---- Task inputs

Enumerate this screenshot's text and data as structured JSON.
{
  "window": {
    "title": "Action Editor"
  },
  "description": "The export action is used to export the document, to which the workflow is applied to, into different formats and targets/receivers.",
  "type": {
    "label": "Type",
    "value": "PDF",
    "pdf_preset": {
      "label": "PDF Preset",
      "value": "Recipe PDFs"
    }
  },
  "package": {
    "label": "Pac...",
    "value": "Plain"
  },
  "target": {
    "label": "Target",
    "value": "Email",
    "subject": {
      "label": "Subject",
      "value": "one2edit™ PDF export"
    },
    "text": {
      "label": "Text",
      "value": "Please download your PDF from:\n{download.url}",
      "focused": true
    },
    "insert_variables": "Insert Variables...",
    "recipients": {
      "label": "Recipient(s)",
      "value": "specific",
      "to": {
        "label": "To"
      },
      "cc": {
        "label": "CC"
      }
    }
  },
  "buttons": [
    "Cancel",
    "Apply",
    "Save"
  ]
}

--------
---- Task inputs

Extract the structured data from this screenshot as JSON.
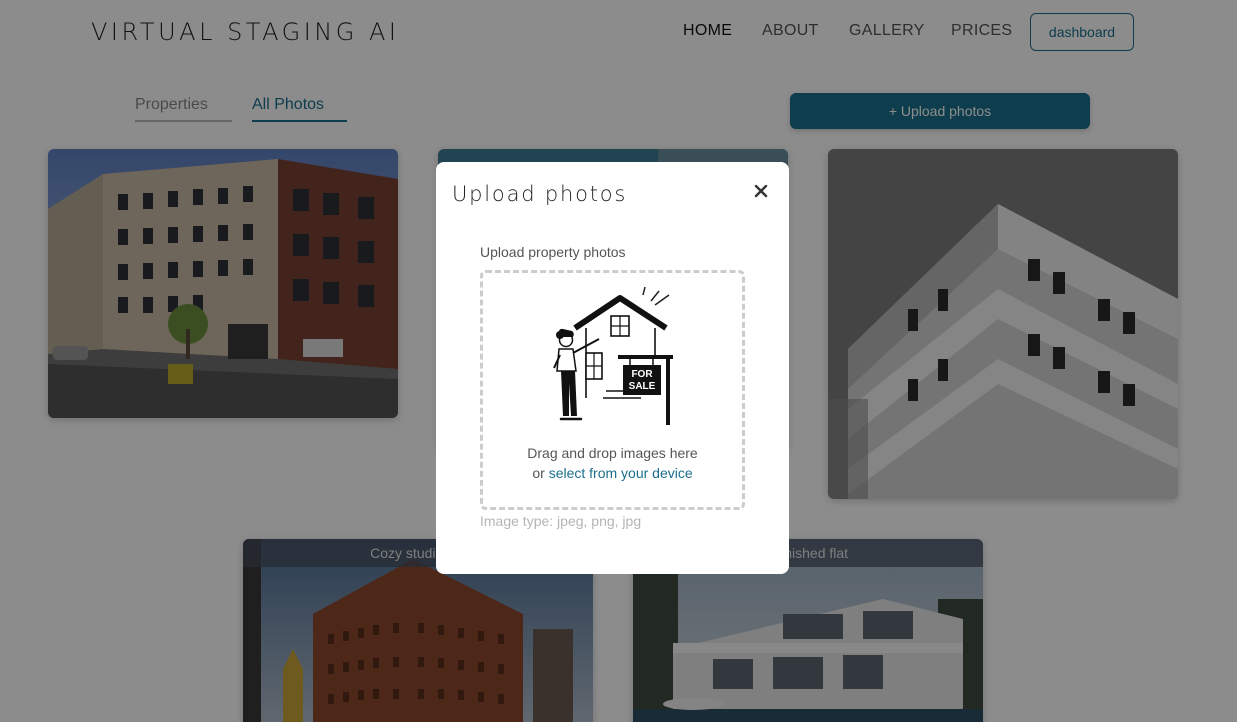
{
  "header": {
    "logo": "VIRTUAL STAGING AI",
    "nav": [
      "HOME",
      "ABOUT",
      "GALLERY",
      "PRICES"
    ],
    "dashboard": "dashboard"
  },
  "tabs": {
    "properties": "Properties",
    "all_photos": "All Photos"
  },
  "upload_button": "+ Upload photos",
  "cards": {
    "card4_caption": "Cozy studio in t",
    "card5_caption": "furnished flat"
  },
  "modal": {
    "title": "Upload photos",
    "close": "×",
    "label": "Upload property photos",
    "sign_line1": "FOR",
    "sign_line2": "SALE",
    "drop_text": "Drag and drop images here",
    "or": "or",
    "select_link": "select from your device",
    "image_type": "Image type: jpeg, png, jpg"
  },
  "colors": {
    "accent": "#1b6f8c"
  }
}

--------
---- Task inputs

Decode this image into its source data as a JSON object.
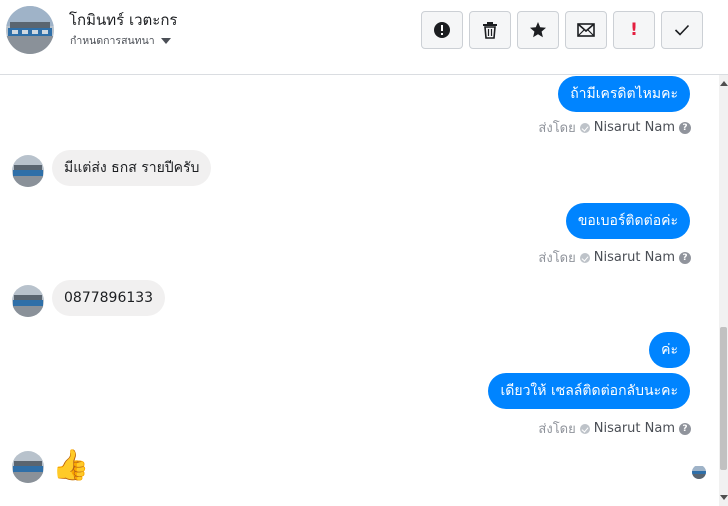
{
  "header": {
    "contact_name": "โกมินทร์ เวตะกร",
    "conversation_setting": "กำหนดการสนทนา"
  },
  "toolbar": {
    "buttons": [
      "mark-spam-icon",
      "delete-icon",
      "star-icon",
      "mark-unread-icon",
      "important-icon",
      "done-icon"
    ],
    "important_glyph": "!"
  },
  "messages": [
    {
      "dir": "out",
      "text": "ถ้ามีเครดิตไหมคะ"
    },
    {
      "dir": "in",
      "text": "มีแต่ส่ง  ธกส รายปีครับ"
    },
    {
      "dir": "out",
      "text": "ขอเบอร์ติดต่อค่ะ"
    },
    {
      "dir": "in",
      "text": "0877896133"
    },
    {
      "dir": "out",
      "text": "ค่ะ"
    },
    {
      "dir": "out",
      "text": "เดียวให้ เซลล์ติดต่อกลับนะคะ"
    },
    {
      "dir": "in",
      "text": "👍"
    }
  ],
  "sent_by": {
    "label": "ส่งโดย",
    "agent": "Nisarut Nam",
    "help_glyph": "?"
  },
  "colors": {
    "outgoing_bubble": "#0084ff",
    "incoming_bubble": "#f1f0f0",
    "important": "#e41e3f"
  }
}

--------

▸ **To be done**
Tally the lines in the records above that contain the word "structured", and give only that number.

▸ **Written solution**
2